# Problem requirements:
Your output is the line containing "Serialize everything readable" plus all lines after it to the end of the records, reproduced exactly, with nothing else.

# Input material:
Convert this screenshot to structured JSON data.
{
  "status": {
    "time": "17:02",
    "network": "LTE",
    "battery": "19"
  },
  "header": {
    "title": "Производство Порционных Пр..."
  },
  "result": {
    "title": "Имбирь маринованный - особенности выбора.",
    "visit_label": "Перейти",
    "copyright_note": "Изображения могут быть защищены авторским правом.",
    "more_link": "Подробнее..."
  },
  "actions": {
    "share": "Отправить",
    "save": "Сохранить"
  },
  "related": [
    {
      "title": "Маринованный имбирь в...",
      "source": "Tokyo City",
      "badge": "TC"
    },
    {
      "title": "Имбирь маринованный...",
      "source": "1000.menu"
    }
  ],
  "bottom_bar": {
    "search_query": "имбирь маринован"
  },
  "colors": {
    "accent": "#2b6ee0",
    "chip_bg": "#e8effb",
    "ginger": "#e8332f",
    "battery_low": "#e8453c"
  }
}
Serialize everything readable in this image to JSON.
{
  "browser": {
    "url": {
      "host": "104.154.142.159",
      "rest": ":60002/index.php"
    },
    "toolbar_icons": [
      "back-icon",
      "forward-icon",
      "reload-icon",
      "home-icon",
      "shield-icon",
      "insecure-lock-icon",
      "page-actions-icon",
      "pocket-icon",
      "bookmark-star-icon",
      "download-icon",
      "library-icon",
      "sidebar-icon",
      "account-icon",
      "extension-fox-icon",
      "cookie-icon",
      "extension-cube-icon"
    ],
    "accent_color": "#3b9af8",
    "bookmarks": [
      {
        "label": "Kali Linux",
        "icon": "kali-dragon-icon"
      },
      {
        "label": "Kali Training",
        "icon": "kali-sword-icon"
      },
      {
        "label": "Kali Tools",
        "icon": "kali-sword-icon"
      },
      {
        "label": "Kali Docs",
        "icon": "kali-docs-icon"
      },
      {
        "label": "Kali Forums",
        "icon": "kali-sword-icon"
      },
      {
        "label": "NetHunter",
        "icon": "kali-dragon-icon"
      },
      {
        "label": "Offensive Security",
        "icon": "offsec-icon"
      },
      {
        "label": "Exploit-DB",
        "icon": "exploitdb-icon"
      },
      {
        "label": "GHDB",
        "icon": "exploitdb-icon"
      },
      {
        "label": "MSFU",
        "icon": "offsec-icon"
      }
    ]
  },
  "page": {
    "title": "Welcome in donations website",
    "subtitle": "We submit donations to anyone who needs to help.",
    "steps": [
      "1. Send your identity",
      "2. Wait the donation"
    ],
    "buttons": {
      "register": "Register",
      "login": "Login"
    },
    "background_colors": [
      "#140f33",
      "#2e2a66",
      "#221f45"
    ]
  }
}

# Reply:
Serialize everything readable in this image to JSON.
{
  "browser": {
    "url": {
      "host": "104.154.142.159",
      "rest": ":60002/index.php"
    },
    "toolbar_icons": [
      "back-icon",
      "forward-icon",
      "reload-icon",
      "home-icon",
      "shield-icon",
      "insecure-lock-icon",
      "page-actions-icon",
      "pocket-icon",
      "bookmark-star-icon",
      "download-icon",
      "library-icon",
      "sidebar-icon",
      "account-icon",
      "extension-fox-icon",
      "cookie-icon",
      "extension-cube-icon"
    ],
    "accent_color": "#3b9af8",
    "bookmarks": [
      {
        "label": "Kali Linux",
        "icon": "kali-dragon-icon"
      },
      {
        "label": "Kali Training",
        "icon": "kali-sword-icon"
      },
      {
        "label": "Kali Tools",
        "icon": "kali-sword-icon"
      },
      {
        "label": "Kali Docs",
        "icon": "kali-docs-icon"
      },
      {
        "label": "Kali Forums",
        "icon": "kali-sword-icon"
      },
      {
        "label": "NetHunter",
        "icon": "kali-dragon-icon"
      },
      {
        "label": "Offensive Security",
        "icon": "offsec-icon"
      },
      {
        "label": "Exploit-DB",
        "icon": "exploitdb-icon"
      },
      {
        "label": "GHDB",
        "icon": "exploitdb-icon"
      },
      {
        "label": "MSFU",
        "icon": "offsec-icon"
      }
    ]
  },
  "page": {
    "title": "Welcome in donations website",
    "subtitle": "We submit donations to anyone who needs to help.",
    "steps": [
      "1. Send your identity",
      "2. Wait the donation"
    ],
    "buttons": {
      "register": "Register",
      "login": "Login"
    },
    "background_colors": [
      "#140f33",
      "#2e2a66",
      "#221f45"
    ]
  }
}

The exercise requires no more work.